[Extracted records]
□ □ □ □ □ □ □

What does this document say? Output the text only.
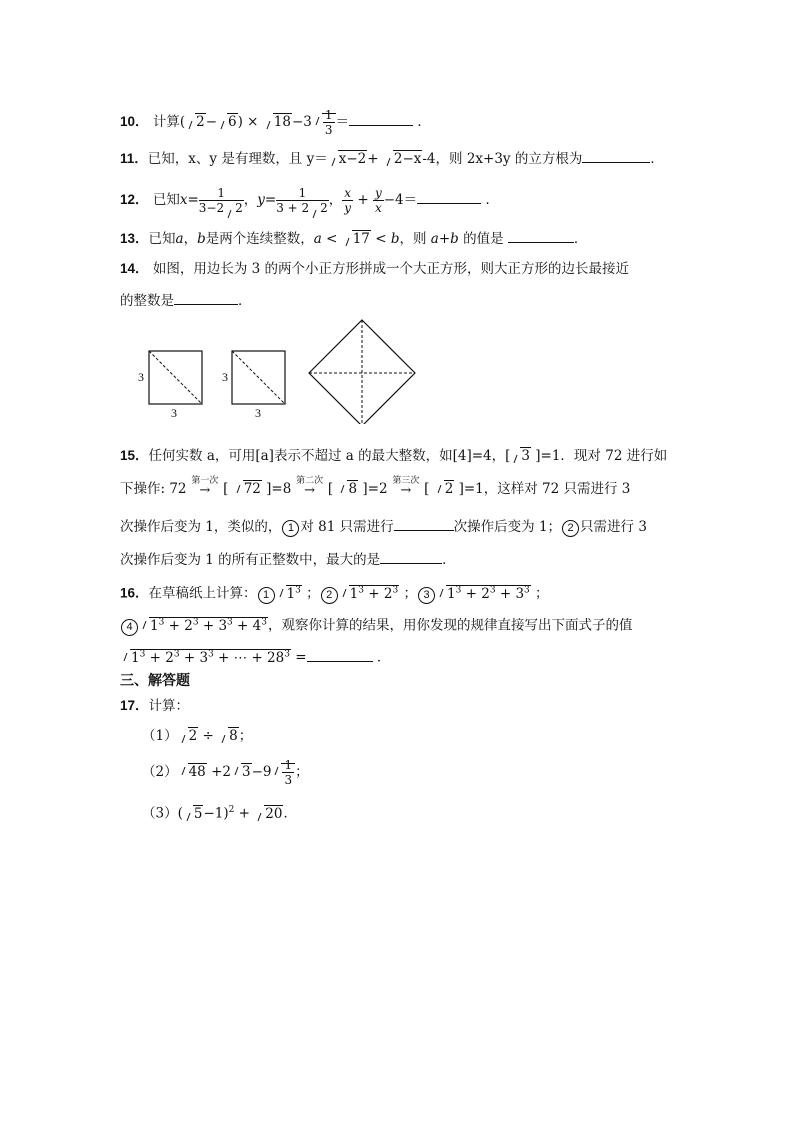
10． 计算( $2- 6) \times 18-3 \frac{1}{3}$ ＝	．
11．已知，x、y 是有理数，且 y＝ x−2+ 2−x-4，则 2x+3y 的立方根为	．
12． 已知$x= \frac{1}{3-2 2}$ ，$y= \frac{1}{3 + 2 2}$ ， $\frac{x}{y} + \frac{y}{x} -4=$	．
13．已知a，b是两个连续整数，a < 17 < b，则 a+b 的值是	．
14． 如图，用边长为 3 的两个小正方形拼成一个大正方形，则大正方形的边长最接近
的整数是	．
3
3
3
3
15．任何实数 a，可用[a]表示不超过 a 的最大整数，如[4]=4，[ 3 ]=1．现对 72 进行如
下操作: 72 第一次
→ [ 72 ]=8 第二次
→ [ 8 ]=2 第三次
→ [ 2 ]=1，这样对 72 只需进行 3
次操作后变为 1，类似的， 1 对 81 只需进行	次操作后变为 1； 2 只需进行 3
次操作后变为 1 的所有正整数中，最大的是	．
16．在草稿纸上计算： 1 $1^3$ ； 2 $1^3 + 2^3$ ； 3 $1^3 + 2^3 + 3^3$ ；
4 $1^3 + 2^3 + 3^3 + 4^3$，观察你计算的结果，用你发现的规律直接写出下面式子的值
$1^3 + 2^3 + 3^3$ + ⋯ + $28^3$ =	．
三、解答题
17．计算：
（1） 2 ÷ 8；
（2） 48 +2 $3-9 \frac{1}{3}$ ；
（3）( 5−1)$^2$ + 20．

□ □ □ □ □ □ □

Task goal: Reproduce all entries without any change, and omit the pictures.

Exercise response:
What does this document say? Output the text only.
10． 计算( $2- 6) \times 18-3 \frac{1}{3}$ ＝	．
11．已知，x、y 是有理数，且 y＝ x−2+ 2−x-4，则 2x+3y 的立方根为	．
12． 已知$x= \frac{1}{3-2 2}$ ，$y= \frac{1}{3 + 2 2}$ ， $\frac{x}{y} + \frac{y}{x} -4=$	．
13．已知a，b是两个连续整数，a < 17 < b，则 a+b 的值是	．
14． 如图，用边长为 3 的两个小正方形拼成一个大正方形，则大正方形的边长最接近
的整数是	．
3
3
3
3
15．任何实数 a，可用[a]表示不超过 a 的最大整数，如[4]=4，[ 3 ]=1．现对 72 进行如
下操作: 72 第一次
→ [ 72 ]=8 第二次
→ [ 8 ]=2 第三次
→ [ 2 ]=1，这样对 72 只需进行 3
次操作后变为 1，类似的， 1 对 81 只需进行	次操作后变为 1； 2 只需进行 3
次操作后变为 1 的所有正整数中，最大的是	．
16．在草稿纸上计算： 1 $1^3$ ； 2 $1^3 + 2^3$ ； 3 $1^3 + 2^3 + 3^3$ ；
4 $1^3 + 2^3 + 3^3 + 4^3$，观察你计算的结果，用你发现的规律直接写出下面式子的值
$1^3 + 2^3 + 3^3$ + ⋯ + $28^3$ =	．
三、解答题
17．计算：
（1） 2 ÷ 8；
（2） 48 +2 $3-9 \frac{1}{3}$ ；
（3）( 5−1)$^2$ + 20．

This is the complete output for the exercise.